** START The records **

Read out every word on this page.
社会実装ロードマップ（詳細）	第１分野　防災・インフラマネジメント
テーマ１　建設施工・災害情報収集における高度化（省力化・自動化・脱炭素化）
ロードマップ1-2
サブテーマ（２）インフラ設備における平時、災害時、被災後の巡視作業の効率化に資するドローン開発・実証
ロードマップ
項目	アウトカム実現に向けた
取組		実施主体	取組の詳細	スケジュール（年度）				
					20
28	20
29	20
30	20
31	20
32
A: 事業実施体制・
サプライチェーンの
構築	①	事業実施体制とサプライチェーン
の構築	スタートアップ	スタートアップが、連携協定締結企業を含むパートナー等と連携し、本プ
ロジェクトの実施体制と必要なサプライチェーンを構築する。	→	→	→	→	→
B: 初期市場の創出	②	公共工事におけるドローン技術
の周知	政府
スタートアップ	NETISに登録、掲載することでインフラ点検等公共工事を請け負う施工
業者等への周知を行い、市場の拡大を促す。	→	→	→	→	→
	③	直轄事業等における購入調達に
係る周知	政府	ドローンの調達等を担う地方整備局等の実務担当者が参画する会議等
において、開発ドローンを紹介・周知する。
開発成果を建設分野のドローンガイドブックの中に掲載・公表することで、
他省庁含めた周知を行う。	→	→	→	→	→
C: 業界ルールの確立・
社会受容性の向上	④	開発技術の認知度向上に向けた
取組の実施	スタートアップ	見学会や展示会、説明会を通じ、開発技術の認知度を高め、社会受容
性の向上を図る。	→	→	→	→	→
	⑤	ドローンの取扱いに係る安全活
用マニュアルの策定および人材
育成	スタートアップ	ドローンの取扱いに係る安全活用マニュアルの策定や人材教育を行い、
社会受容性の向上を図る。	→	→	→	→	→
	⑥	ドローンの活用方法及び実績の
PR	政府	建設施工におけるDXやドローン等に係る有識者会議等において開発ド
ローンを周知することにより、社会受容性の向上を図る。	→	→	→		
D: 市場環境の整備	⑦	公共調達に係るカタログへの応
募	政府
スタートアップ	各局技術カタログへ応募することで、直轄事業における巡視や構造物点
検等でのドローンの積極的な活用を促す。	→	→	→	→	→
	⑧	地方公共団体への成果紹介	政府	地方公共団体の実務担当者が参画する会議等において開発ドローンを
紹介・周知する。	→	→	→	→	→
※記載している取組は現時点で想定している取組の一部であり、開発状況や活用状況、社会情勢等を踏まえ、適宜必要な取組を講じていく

** END The records **

■ **Request**: Print all the data exactly.

■ **Task solution**:
Read out every word on this page.
社会実装ロードマップ（詳細）	第１分野　防災・インフラマネジメント
テーマ１　建設施工・災害情報収集における高度化（省力化・自動化・脱炭素化）
ロードマップ1-2
サブテーマ（２）インフラ設備における平時、災害時、被災後の巡視作業の効率化に資するドローン開発・実証
ロードマップ
項目	アウトカム実現に向けた
取組		実施主体	取組の詳細	スケジュール（年度）				
					20
28	20
29	20
30	20
31	20
32
A: 事業実施体制・
サプライチェーンの
構築	①	事業実施体制とサプライチェーン
の構築	スタートアップ	スタートアップが、連携協定締結企業を含むパートナー等と連携し、本プ
ロジェクトの実施体制と必要なサプライチェーンを構築する。	→	→	→	→	→
B: 初期市場の創出	②	公共工事におけるドローン技術
の周知	政府
スタートアップ	NETISに登録、掲載することでインフラ点検等公共工事を請け負う施工
業者等への周知を行い、市場の拡大を促す。	→	→	→	→	→
	③	直轄事業等における購入調達に
係る周知	政府	ドローンの調達等を担う地方整備局等の実務担当者が参画する会議等
において、開発ドローンを紹介・周知する。
開発成果を建設分野のドローンガイドブックの中に掲載・公表することで、
他省庁含めた周知を行う。	→	→	→	→	→
C: 業界ルールの確立・
社会受容性の向上	④	開発技術の認知度向上に向けた
取組の実施	スタートアップ	見学会や展示会、説明会を通じ、開発技術の認知度を高め、社会受容
性の向上を図る。	→	→	→	→	→
	⑤	ドローンの取扱いに係る安全活
用マニュアルの策定および人材
育成	スタートアップ	ドローンの取扱いに係る安全活用マニュアルの策定や人材教育を行い、
社会受容性の向上を図る。	→	→	→	→	→
	⑥	ドローンの活用方法及び実績の
PR	政府	建設施工におけるDXやドローン等に係る有識者会議等において開発ド
ローンを周知することにより、社会受容性の向上を図る。	→	→	→		
D: 市場環境の整備	⑦	公共調達に係るカタログへの応
募	政府
スタートアップ	各局技術カタログへ応募することで、直轄事業における巡視や構造物点
検等でのドローンの積極的な活用を促す。	→	→	→	→	→
	⑧	地方公共団体への成果紹介	政府	地方公共団体の実務担当者が参画する会議等において開発ドローンを
紹介・周知する。	→	→	→	→	→
※記載している取組は現時点で想定している取組の一部であり、開発状況や活用状況、社会情勢等を踏まえ、適宜必要な取組を講じていく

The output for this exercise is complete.